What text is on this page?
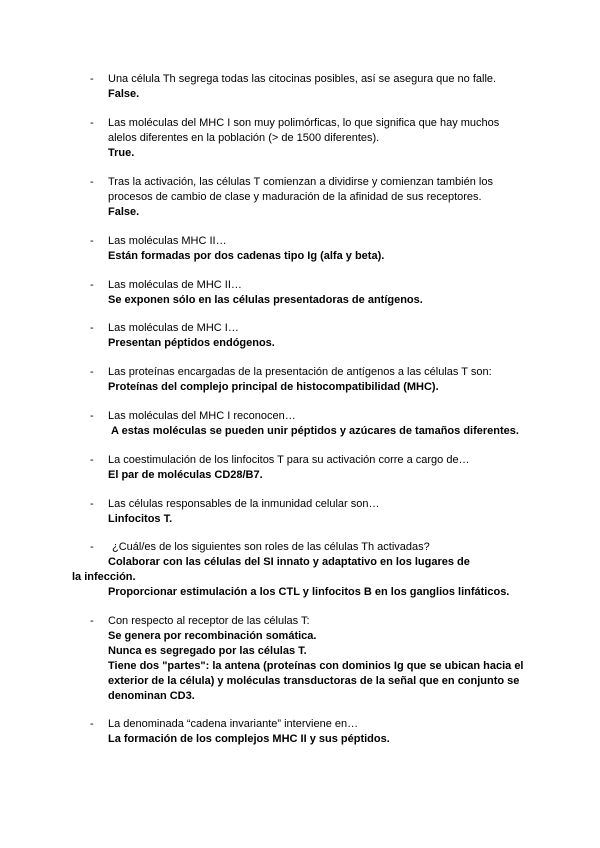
- Una célula Th segrega todas las citocinas posibles, así se asegura que no falle.
False.
- Las moléculas del MHC I son muy polimórficas, lo que significa que hay muchos alelos diferentes en la población (> de 1500 diferentes).
True.
- Tras la activación, las células T comienzan a dividirse y comienzan también los procesos de cambio de clase y maduración de la afinidad de sus receptores.
False.
- Las moléculas MHC II…
Están formadas por dos cadenas tipo Ig (alfa y beta).
- Las moléculas de MHC II…
Se exponen sólo en las células presentadoras de antígenos.
- Las moléculas de MHC I…
Presentan péptidos endógenos.
- Las proteínas encargadas de la presentación de antígenos a las células T son:
Proteínas del complejo principal de histocompatibilidad (MHC).
- Las moléculas del MHC I reconocen…
A estas moléculas se pueden unir péptidos y azúcares de tamaños diferentes.
- La coestimulación de los linfocitos T para su activación corre a cargo de…
El par de moléculas CD28/B7.
- Las células responsables de la inmunidad celular son…
Linfocitos T.
- ¿Cuál/es de los siguientes son roles de las células Th activadas?
Colaborar con las células del SI innato y adaptativo en los lugares de la infección.
Proporcionar estimulación a los CTL y linfocitos B en los ganglios linfáticos.
- Con respecto al receptor de las células T:
Se genera por recombinación somática.
Nunca es segregado por las células T.
Tiene dos "partes": la antena (proteínas con dominios Ig que se ubican hacia el exterior de la célula) y moléculas transductoras de la señal que en conjunto se denominan CD3.
- La denominada “cadena invariante” interviene en…
La formación de los complejos MHC II y sus péptidos.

→ **Instructions for the task**: Make an exact copy of the data, leaving its pictures out.

→ **Correct answer**:
What text is on this page?
- Una célula Th segrega todas las citocinas posibles, así se asegura que no falle.
False.
- Las moléculas del MHC I son muy polimórficas, lo que significa que hay muchos alelos diferentes en la población (> de 1500 diferentes).
True.
- Tras la activación, las células T comienzan a dividirse y comienzan también los procesos de cambio de clase y maduración de la afinidad de sus receptores.
False.
- Las moléculas MHC II…
Están formadas por dos cadenas tipo Ig (alfa y beta).
- Las moléculas de MHC II…
Se exponen sólo en las células presentadoras de antígenos.
- Las moléculas de MHC I…
Presentan péptidos endógenos.
- Las proteínas encargadas de la presentación de antígenos a las células T son:
Proteínas del complejo principal de histocompatibilidad (MHC).
- Las moléculas del MHC I reconocen…
A estas moléculas se pueden unir péptidos y azúcares de tamaños diferentes.
- La coestimulación de los linfocitos T para su activación corre a cargo de…
El par de moléculas CD28/B7.
- Las células responsables de la inmunidad celular son…
Linfocitos T.
- ¿Cuál/es de los siguientes son roles de las células Th activadas?
Colaborar con las células del SI innato y adaptativo en los lugares de la infección.
Proporcionar estimulación a los CTL y linfocitos B en los ganglios linfáticos.
- Con respecto al receptor de las células T:
Se genera por recombinación somática.
Nunca es segregado por las células T.
Tiene dos "partes": la antena (proteínas con dominios Ig que se ubican hacia el exterior de la célula) y moléculas transductoras de la señal que en conjunto se denominan CD3.
- La denominada “cadena invariante” interviene en…
La formación de los complejos MHC II y sus péptidos.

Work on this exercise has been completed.